Instructions for the task
Please transcribe the listing below in full and word for word, without its pictures.

(Figure contents as structured data)
'''

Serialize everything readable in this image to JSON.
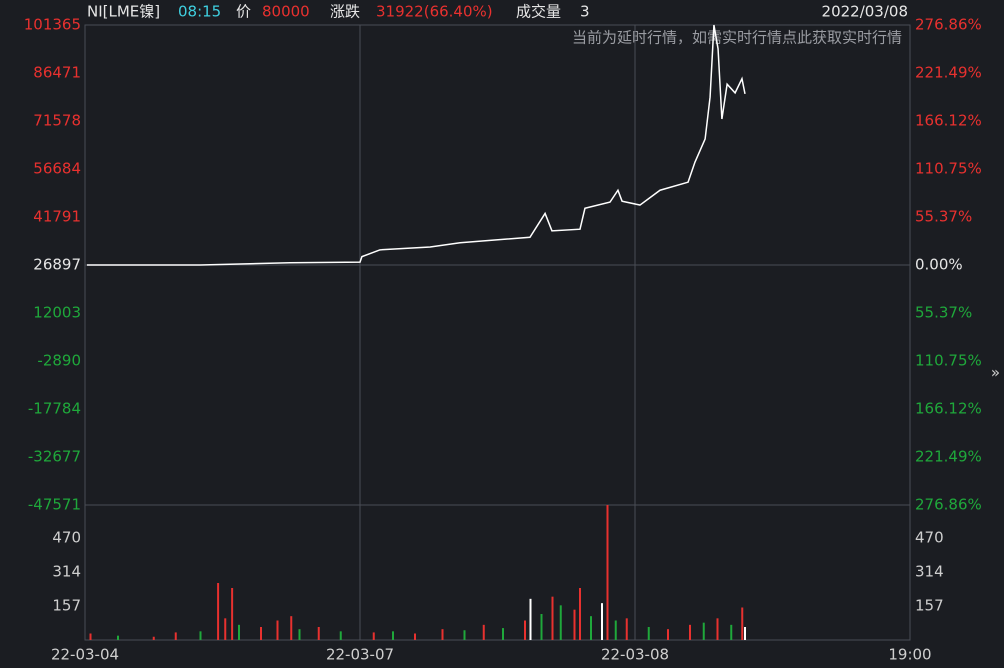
{
  "header": {
    "symbol": "NI[LME镍]",
    "time": "08:15",
    "price_label": "价",
    "price": "80000",
    "change_label": "涨跌",
    "change": "31922(66.40%)",
    "volume_label": "成交量",
    "volume": "3",
    "date": "2022/03/08",
    "notice": "当前为延时行情，如需实时行情点此获取实时行情",
    "expand": "»"
  },
  "chart_data": [
    {
      "type": "line",
      "name": "price",
      "color": "#ffffff",
      "x": [
        0.007,
        0.42,
        0.745,
        1.0,
        1.007,
        1.073,
        1.255,
        1.364,
        1.618,
        1.673,
        1.698,
        1.8,
        1.818,
        1.909,
        1.938,
        1.953,
        2.018,
        2.091,
        2.193,
        2.218,
        2.255,
        2.273,
        2.287,
        2.302,
        2.316,
        2.335,
        2.364,
        2.389,
        2.4
      ],
      "values": [
        26900,
        26900,
        27600,
        27800,
        29500,
        31600,
        32500,
        33800,
        35500,
        42900,
        37500,
        38000,
        44500,
        46400,
        50100,
        46700,
        45500,
        50100,
        52600,
        58800,
        66000,
        79000,
        101365,
        94000,
        72200,
        83000,
        80300,
        84700,
        80000
      ],
      "base": 26897,
      "xlim": [
        0,
        3
      ],
      "xticks": [
        {
          "value": 0,
          "label": "22-03-04"
        },
        {
          "value": 1,
          "label": "22-03-07"
        },
        {
          "value": 2,
          "label": "22-03-08"
        },
        {
          "value": 3,
          "label": "19:00"
        }
      ],
      "ylim": [
        -47571,
        101365
      ],
      "yticks": [
        101365,
        86471,
        71578,
        56684,
        41791,
        26897,
        12003,
        -2890,
        -17784,
        -32677,
        -47571
      ],
      "y2lim": [
        -276.86,
        276.86
      ],
      "y2ticks": [
        {
          "value": 276.86,
          "label": "276.86%"
        },
        {
          "value": 221.49,
          "label": "221.49%"
        },
        {
          "value": 166.12,
          "label": "166.12%"
        },
        {
          "value": 110.75,
          "label": "110.75%"
        },
        {
          "value": 55.37,
          "label": "55.37%"
        },
        {
          "value": 0,
          "label": "0.00%"
        },
        {
          "value": -55.37,
          "label": "55.37%"
        },
        {
          "value": -110.75,
          "label": "110.75%"
        },
        {
          "value": -166.12,
          "label": "166.12%"
        },
        {
          "value": -221.49,
          "label": "221.49%"
        },
        {
          "value": -276.86,
          "label": "276.86%"
        }
      ],
      "up_color": "#e8312f",
      "down_color": "#1fa83b",
      "flat_color": "#e6e6e6"
    },
    {
      "type": "bar",
      "name": "volume",
      "x": [
        0.02,
        0.12,
        0.25,
        0.33,
        0.42,
        0.484,
        0.51,
        0.535,
        0.56,
        0.64,
        0.7,
        0.75,
        0.78,
        0.85,
        0.93,
        1.05,
        1.12,
        1.2,
        1.3,
        1.38,
        1.45,
        1.52,
        1.6,
        1.62,
        1.66,
        1.7,
        1.73,
        1.78,
        1.8,
        1.84,
        1.88,
        1.9,
        1.93,
        1.97,
        2.05,
        2.12,
        2.2,
        2.25,
        2.3,
        2.35,
        2.39,
        2.4
      ],
      "values": [
        30,
        20,
        15,
        35,
        40,
        263,
        100,
        240,
        70,
        60,
        90,
        110,
        50,
        60,
        40,
        35,
        40,
        30,
        50,
        45,
        70,
        55,
        90,
        190,
        120,
        200,
        160,
        140,
        240,
        110,
        170,
        623,
        90,
        100,
        60,
        50,
        70,
        80,
        100,
        70,
        150,
        60
      ],
      "colors": [
        "#e8312f",
        "#1fa83b",
        "#e8312f",
        "#e8312f",
        "#1fa83b",
        "#e8312f",
        "#e8312f",
        "#e8312f",
        "#1fa83b",
        "#e8312f",
        "#e8312f",
        "#e8312f",
        "#1fa83b",
        "#e8312f",
        "#1fa83b",
        "#e8312f",
        "#1fa83b",
        "#e8312f",
        "#e8312f",
        "#1fa83b",
        "#e8312f",
        "#1fa83b",
        "#e8312f",
        "#ffffff",
        "#1fa83b",
        "#e8312f",
        "#1fa83b",
        "#e8312f",
        "#e8312f",
        "#1fa83b",
        "#ffffff",
        "#e8312f",
        "#1fa83b",
        "#e8312f",
        "#1fa83b",
        "#e8312f",
        "#e8312f",
        "#1fa83b",
        "#e8312f",
        "#1fa83b",
        "#e8312f",
        "#ffffff"
      ],
      "ylim": [
        0,
        623
      ],
      "yticks": [
        157,
        314,
        470
      ]
    }
  ]
}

'''

Problem solution
Serialize everything readable in this image to JSON.
{
  "header": {
    "symbol": "NI[LME镍]",
    "time": "08:15",
    "price_label": "价",
    "price": "80000",
    "change_label": "涨跌",
    "change": "31922(66.40%)",
    "volume_label": "成交量",
    "volume": "3",
    "date": "2022/03/08",
    "notice": "当前为延时行情，如需实时行情点此获取实时行情",
    "expand": "»"
  },
  "chart_data": [
    {
      "type": "line",
      "name": "price",
      "color": "#ffffff",
      "x": [
        0.007,
        0.42,
        0.745,
        1.0,
        1.007,
        1.073,
        1.255,
        1.364,
        1.618,
        1.673,
        1.698,
        1.8,
        1.818,
        1.909,
        1.938,
        1.953,
        2.018,
        2.091,
        2.193,
        2.218,
        2.255,
        2.273,
        2.287,
        2.302,
        2.316,
        2.335,
        2.364,
        2.389,
        2.4
      ],
      "values": [
        26900,
        26900,
        27600,
        27800,
        29500,
        31600,
        32500,
        33800,
        35500,
        42900,
        37500,
        38000,
        44500,
        46400,
        50100,
        46700,
        45500,
        50100,
        52600,
        58800,
        66000,
        79000,
        101365,
        94000,
        72200,
        83000,
        80300,
        84700,
        80000
      ],
      "base": 26897,
      "xlim": [
        0,
        3
      ],
      "xticks": [
        {
          "value": 0,
          "label": "22-03-04"
        },
        {
          "value": 1,
          "label": "22-03-07"
        },
        {
          "value": 2,
          "label": "22-03-08"
        },
        {
          "value": 3,
          "label": "19:00"
        }
      ],
      "ylim": [
        -47571,
        101365
      ],
      "yticks": [
        101365,
        86471,
        71578,
        56684,
        41791,
        26897,
        12003,
        -2890,
        -17784,
        -32677,
        -47571
      ],
      "y2lim": [
        -276.86,
        276.86
      ],
      "y2ticks": [
        {
          "value": 276.86,
          "label": "276.86%"
        },
        {
          "value": 221.49,
          "label": "221.49%"
        },
        {
          "value": 166.12,
          "label": "166.12%"
        },
        {
          "value": 110.75,
          "label": "110.75%"
        },
        {
          "value": 55.37,
          "label": "55.37%"
        },
        {
          "value": 0,
          "label": "0.00%"
        },
        {
          "value": -55.37,
          "label": "55.37%"
        },
        {
          "value": -110.75,
          "label": "110.75%"
        },
        {
          "value": -166.12,
          "label": "166.12%"
        },
        {
          "value": -221.49,
          "label": "221.49%"
        },
        {
          "value": -276.86,
          "label": "276.86%"
        }
      ],
      "up_color": "#e8312f",
      "down_color": "#1fa83b",
      "flat_color": "#e6e6e6"
    },
    {
      "type": "bar",
      "name": "volume",
      "x": [
        0.02,
        0.12,
        0.25,
        0.33,
        0.42,
        0.484,
        0.51,
        0.535,
        0.56,
        0.64,
        0.7,
        0.75,
        0.78,
        0.85,
        0.93,
        1.05,
        1.12,
        1.2,
        1.3,
        1.38,
        1.45,
        1.52,
        1.6,
        1.62,
        1.66,
        1.7,
        1.73,
        1.78,
        1.8,
        1.84,
        1.88,
        1.9,
        1.93,
        1.97,
        2.05,
        2.12,
        2.2,
        2.25,
        2.3,
        2.35,
        2.39,
        2.4
      ],
      "values": [
        30,
        20,
        15,
        35,
        40,
        263,
        100,
        240,
        70,
        60,
        90,
        110,
        50,
        60,
        40,
        35,
        40,
        30,
        50,
        45,
        70,
        55,
        90,
        190,
        120,
        200,
        160,
        140,
        240,
        110,
        170,
        623,
        90,
        100,
        60,
        50,
        70,
        80,
        100,
        70,
        150,
        60
      ],
      "colors": [
        "#e8312f",
        "#1fa83b",
        "#e8312f",
        "#e8312f",
        "#1fa83b",
        "#e8312f",
        "#e8312f",
        "#e8312f",
        "#1fa83b",
        "#e8312f",
        "#e8312f",
        "#e8312f",
        "#1fa83b",
        "#e8312f",
        "#1fa83b",
        "#e8312f",
        "#1fa83b",
        "#e8312f",
        "#e8312f",
        "#1fa83b",
        "#e8312f",
        "#1fa83b",
        "#e8312f",
        "#ffffff",
        "#1fa83b",
        "#e8312f",
        "#1fa83b",
        "#e8312f",
        "#e8312f",
        "#1fa83b",
        "#ffffff",
        "#e8312f",
        "#1fa83b",
        "#e8312f",
        "#1fa83b",
        "#e8312f",
        "#e8312f",
        "#1fa83b",
        "#e8312f",
        "#1fa83b",
        "#e8312f",
        "#ffffff"
      ],
      "ylim": [
        0,
        623
      ],
      "yticks": [
        157,
        314,
        470
      ]
    }
  ]
}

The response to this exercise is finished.